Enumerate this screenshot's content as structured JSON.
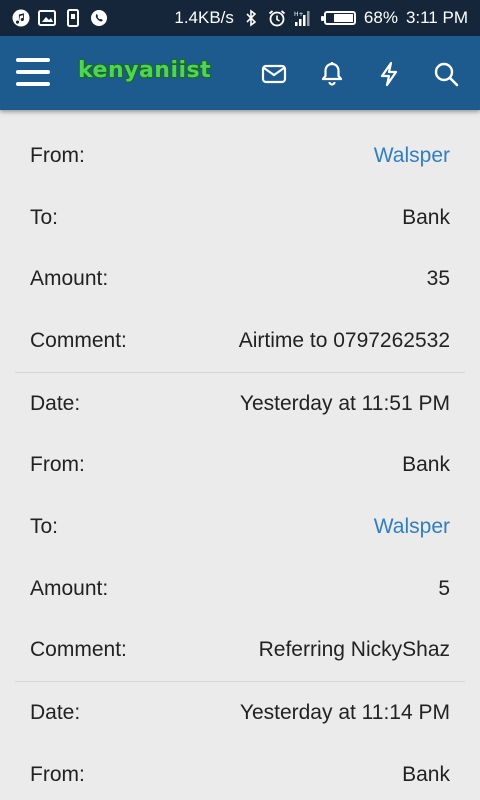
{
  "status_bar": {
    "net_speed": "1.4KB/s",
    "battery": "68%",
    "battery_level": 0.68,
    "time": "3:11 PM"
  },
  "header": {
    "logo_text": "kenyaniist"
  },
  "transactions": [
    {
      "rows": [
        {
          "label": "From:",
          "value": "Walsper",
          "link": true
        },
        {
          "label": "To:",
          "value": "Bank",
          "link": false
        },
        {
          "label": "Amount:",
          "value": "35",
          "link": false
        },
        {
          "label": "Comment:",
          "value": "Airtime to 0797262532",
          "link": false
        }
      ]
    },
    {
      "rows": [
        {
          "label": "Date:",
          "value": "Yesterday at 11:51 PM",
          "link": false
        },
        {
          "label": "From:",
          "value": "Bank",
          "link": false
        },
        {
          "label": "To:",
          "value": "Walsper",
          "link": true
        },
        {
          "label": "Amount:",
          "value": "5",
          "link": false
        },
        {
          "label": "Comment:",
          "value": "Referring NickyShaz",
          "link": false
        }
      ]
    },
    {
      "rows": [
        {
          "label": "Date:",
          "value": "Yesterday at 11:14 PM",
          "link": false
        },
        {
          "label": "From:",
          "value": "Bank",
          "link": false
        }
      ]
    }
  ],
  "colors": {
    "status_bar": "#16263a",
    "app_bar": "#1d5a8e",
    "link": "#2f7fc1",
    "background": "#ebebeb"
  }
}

◇ ◇ ◇ ◇ ◇

# STATED PROBLEM
Repeat all of the entries word for word, but omit the pictures.

# EXERCISE RESULT
Enumerate this screenshot's content as structured JSON.
{
  "status_bar": {
    "net_speed": "1.4KB/s",
    "battery": "68%",
    "battery_level": 0.68,
    "time": "3:11 PM"
  },
  "header": {
    "logo_text": "kenyaniist"
  },
  "transactions": [
    {
      "rows": [
        {
          "label": "From:",
          "value": "Walsper",
          "link": true
        },
        {
          "label": "To:",
          "value": "Bank",
          "link": false
        },
        {
          "label": "Amount:",
          "value": "35",
          "link": false
        },
        {
          "label": "Comment:",
          "value": "Airtime to 0797262532",
          "link": false
        }
      ]
    },
    {
      "rows": [
        {
          "label": "Date:",
          "value": "Yesterday at 11:51 PM",
          "link": false
        },
        {
          "label": "From:",
          "value": "Bank",
          "link": false
        },
        {
          "label": "To:",
          "value": "Walsper",
          "link": true
        },
        {
          "label": "Amount:",
          "value": "5",
          "link": false
        },
        {
          "label": "Comment:",
          "value": "Referring NickyShaz",
          "link": false
        }
      ]
    },
    {
      "rows": [
        {
          "label": "Date:",
          "value": "Yesterday at 11:14 PM",
          "link": false
        },
        {
          "label": "From:",
          "value": "Bank",
          "link": false
        }
      ]
    }
  ],
  "colors": {
    "status_bar": "#16263a",
    "app_bar": "#1d5a8e",
    "link": "#2f7fc1",
    "background": "#ebebeb"
  }
}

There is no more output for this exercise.